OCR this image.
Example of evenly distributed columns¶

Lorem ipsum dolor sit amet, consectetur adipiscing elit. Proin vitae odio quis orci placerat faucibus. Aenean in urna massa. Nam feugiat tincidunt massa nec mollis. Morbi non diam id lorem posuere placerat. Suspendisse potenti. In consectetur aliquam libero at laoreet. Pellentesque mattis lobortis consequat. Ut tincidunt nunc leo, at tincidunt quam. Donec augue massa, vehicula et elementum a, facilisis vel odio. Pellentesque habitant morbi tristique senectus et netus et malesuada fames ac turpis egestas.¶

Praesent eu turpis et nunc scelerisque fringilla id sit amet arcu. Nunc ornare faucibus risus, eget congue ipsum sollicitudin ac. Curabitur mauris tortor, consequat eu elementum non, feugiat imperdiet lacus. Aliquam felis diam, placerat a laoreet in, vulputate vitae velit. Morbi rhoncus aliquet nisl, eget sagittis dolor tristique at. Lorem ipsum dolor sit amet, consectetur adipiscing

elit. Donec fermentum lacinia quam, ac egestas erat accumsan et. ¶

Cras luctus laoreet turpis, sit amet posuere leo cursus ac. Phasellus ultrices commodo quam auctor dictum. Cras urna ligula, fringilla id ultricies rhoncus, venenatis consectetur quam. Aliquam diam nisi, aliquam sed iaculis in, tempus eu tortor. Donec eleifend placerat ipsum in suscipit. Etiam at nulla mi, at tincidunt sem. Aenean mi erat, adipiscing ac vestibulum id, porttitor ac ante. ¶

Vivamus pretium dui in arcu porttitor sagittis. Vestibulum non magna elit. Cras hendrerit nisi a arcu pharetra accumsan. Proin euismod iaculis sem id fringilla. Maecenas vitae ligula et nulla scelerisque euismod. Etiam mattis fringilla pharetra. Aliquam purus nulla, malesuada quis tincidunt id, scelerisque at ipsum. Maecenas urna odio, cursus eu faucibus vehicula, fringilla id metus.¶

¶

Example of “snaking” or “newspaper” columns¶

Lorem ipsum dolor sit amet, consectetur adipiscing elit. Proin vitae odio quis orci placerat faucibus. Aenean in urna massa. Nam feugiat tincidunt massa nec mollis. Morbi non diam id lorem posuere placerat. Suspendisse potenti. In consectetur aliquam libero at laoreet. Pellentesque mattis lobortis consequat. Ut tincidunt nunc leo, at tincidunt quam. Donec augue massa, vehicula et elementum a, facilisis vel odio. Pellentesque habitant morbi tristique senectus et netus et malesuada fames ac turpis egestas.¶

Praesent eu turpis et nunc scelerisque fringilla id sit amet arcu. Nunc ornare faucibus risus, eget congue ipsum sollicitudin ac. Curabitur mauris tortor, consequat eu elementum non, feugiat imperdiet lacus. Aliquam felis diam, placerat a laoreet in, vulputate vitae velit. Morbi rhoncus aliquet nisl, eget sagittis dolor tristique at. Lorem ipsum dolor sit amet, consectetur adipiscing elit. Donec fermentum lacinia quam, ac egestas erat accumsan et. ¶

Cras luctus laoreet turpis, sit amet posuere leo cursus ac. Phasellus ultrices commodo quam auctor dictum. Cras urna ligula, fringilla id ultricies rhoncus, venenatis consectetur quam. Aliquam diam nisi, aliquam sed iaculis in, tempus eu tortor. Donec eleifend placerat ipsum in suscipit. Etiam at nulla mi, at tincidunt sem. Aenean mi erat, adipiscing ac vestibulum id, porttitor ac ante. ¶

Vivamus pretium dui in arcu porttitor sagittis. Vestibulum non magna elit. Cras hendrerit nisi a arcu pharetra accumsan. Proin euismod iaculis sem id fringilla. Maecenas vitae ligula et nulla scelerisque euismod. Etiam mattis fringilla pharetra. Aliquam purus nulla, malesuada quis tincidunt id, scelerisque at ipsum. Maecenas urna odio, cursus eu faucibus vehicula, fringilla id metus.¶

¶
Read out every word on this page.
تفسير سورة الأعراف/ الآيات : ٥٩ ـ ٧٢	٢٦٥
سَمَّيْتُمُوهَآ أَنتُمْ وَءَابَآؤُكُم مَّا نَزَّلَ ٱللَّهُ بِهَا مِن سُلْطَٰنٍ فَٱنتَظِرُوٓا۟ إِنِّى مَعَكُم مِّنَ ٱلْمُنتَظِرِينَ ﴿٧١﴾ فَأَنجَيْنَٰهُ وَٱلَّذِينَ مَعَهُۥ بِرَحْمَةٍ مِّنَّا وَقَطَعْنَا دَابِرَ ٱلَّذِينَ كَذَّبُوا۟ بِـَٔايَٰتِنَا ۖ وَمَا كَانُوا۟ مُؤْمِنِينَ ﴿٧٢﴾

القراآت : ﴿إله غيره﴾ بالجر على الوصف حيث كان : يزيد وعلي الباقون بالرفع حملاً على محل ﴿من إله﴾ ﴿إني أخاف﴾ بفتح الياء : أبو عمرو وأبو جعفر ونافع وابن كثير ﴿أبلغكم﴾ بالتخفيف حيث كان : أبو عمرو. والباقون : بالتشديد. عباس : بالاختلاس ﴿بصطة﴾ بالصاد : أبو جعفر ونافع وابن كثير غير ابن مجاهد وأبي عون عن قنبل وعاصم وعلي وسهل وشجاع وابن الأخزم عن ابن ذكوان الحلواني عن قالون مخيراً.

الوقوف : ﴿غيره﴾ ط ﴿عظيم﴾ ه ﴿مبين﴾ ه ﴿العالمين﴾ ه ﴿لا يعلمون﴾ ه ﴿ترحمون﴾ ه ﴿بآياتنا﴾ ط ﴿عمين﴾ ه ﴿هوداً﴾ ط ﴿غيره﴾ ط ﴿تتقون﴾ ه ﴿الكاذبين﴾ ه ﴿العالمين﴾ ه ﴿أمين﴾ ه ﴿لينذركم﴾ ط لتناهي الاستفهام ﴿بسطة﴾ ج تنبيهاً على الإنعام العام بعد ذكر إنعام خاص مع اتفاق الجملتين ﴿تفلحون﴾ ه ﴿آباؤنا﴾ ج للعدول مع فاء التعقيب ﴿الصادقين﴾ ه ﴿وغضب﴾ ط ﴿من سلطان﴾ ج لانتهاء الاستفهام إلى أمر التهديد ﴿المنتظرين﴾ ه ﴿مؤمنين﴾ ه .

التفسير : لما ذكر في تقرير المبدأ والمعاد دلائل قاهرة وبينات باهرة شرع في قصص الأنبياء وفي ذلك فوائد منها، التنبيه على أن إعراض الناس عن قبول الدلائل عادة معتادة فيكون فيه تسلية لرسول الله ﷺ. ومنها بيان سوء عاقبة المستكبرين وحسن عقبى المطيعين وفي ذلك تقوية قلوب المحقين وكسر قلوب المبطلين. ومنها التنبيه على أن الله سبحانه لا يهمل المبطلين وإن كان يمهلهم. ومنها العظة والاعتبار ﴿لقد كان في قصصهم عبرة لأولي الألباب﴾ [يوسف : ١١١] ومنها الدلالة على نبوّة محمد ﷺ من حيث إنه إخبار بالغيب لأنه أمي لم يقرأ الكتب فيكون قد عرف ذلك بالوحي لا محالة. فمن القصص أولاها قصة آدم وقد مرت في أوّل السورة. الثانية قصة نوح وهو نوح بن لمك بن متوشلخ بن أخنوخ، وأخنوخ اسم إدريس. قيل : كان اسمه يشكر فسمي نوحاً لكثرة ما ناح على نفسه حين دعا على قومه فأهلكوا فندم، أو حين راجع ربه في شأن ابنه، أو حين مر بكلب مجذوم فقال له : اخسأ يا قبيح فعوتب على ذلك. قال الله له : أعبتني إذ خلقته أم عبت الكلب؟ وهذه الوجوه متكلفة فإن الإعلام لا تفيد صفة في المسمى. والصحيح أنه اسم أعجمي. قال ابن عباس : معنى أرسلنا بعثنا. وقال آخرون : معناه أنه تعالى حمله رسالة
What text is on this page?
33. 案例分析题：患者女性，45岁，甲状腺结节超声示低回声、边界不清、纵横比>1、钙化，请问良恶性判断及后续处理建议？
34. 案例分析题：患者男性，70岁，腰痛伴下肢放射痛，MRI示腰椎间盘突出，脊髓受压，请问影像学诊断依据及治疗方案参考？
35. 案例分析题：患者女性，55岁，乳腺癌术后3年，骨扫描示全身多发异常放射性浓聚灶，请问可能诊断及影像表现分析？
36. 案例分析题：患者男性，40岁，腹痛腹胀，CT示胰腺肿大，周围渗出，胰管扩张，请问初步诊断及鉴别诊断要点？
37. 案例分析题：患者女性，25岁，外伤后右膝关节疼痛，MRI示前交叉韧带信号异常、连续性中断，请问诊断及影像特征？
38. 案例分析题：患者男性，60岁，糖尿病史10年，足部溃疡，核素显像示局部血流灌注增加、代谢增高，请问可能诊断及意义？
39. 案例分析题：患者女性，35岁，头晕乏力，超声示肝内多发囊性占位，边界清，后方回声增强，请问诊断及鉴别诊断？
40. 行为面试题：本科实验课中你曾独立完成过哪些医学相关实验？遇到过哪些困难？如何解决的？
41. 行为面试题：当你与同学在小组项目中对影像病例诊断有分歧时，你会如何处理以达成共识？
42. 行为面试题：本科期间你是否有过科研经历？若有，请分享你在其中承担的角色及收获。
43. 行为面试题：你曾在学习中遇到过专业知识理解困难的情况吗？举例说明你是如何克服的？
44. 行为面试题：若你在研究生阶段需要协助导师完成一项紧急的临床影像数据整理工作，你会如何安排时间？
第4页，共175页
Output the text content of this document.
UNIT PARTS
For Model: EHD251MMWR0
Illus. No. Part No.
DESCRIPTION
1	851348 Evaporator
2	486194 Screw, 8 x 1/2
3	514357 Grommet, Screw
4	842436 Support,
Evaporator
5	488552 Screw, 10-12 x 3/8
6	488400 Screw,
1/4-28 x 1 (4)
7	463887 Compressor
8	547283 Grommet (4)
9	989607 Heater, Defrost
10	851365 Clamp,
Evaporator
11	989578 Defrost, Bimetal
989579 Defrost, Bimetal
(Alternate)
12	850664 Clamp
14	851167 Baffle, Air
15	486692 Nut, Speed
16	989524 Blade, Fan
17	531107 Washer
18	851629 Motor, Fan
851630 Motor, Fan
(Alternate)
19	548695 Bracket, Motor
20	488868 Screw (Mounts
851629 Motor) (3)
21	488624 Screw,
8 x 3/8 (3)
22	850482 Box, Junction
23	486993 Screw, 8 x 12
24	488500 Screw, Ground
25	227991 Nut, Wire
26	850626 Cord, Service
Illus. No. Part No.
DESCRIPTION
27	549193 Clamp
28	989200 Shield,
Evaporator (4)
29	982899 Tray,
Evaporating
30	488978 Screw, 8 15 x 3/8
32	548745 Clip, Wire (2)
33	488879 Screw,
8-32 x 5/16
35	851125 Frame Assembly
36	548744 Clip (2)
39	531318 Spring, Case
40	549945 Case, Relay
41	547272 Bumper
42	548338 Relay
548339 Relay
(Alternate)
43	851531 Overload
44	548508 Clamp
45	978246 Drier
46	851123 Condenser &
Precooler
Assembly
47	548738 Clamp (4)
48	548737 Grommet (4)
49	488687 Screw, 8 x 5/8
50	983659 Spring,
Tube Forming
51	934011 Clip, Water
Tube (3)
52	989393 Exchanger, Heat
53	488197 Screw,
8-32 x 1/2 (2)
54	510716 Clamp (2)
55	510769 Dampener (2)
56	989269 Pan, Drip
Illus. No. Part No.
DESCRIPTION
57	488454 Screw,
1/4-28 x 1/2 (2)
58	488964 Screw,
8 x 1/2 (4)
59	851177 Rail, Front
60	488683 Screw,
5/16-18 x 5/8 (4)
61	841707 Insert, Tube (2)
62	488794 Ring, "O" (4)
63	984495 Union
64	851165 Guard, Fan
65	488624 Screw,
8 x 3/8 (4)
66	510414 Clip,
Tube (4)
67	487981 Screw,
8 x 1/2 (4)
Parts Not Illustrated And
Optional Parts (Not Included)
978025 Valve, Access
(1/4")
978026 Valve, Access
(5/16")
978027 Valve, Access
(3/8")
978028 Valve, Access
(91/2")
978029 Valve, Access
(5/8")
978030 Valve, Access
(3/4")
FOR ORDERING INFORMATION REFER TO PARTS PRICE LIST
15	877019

--------------------------------

### Aim of the task
Show every line of the records above that contains the word "columns".

### Written solution
Example of evenly distributed columns¶
Example of “snaking” or “newspaper” columns¶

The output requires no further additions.